------ Recorded data ------

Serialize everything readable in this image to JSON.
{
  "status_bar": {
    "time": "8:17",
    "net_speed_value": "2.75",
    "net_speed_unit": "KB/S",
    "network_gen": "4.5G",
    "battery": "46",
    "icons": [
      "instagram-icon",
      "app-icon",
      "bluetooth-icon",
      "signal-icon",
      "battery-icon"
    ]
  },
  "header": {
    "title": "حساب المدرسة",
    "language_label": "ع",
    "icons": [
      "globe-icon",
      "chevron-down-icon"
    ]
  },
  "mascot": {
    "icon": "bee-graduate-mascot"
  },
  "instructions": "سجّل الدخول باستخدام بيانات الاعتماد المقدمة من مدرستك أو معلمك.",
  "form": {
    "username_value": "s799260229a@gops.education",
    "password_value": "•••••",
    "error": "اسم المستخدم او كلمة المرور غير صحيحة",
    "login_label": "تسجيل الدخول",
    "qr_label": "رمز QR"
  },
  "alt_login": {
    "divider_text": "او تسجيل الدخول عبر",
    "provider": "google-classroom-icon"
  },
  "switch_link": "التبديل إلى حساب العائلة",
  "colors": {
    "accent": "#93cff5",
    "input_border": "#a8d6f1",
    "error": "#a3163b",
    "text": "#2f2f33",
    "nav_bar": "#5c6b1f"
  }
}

------

*Brief*
Every record should be given again exactly.

*Exercise answer*
Serialize everything readable in this image to JSON.
{
  "status_bar": {
    "time": "8:17",
    "net_speed_value": "2.75",
    "net_speed_unit": "KB/S",
    "network_gen": "4.5G",
    "battery": "46",
    "icons": [
      "instagram-icon",
      "app-icon",
      "bluetooth-icon",
      "signal-icon",
      "battery-icon"
    ]
  },
  "header": {
    "title": "حساب المدرسة",
    "language_label": "ع",
    "icons": [
      "globe-icon",
      "chevron-down-icon"
    ]
  },
  "mascot": {
    "icon": "bee-graduate-mascot"
  },
  "instructions": "سجّل الدخول باستخدام بيانات الاعتماد المقدمة من مدرستك أو معلمك.",
  "form": {
    "username_value": "s799260229a@gops.education",
    "password_value": "•••••",
    "error": "اسم المستخدم او كلمة المرور غير صحيحة",
    "login_label": "تسجيل الدخول",
    "qr_label": "رمز QR"
  },
  "alt_login": {
    "divider_text": "او تسجيل الدخول عبر",
    "provider": "google-classroom-icon"
  },
  "switch_link": "التبديل إلى حساب العائلة",
  "colors": {
    "accent": "#93cff5",
    "input_border": "#a8d6f1",
    "error": "#a3163b",
    "text": "#2f2f33",
    "nav_bar": "#5c6b1f"
  }
}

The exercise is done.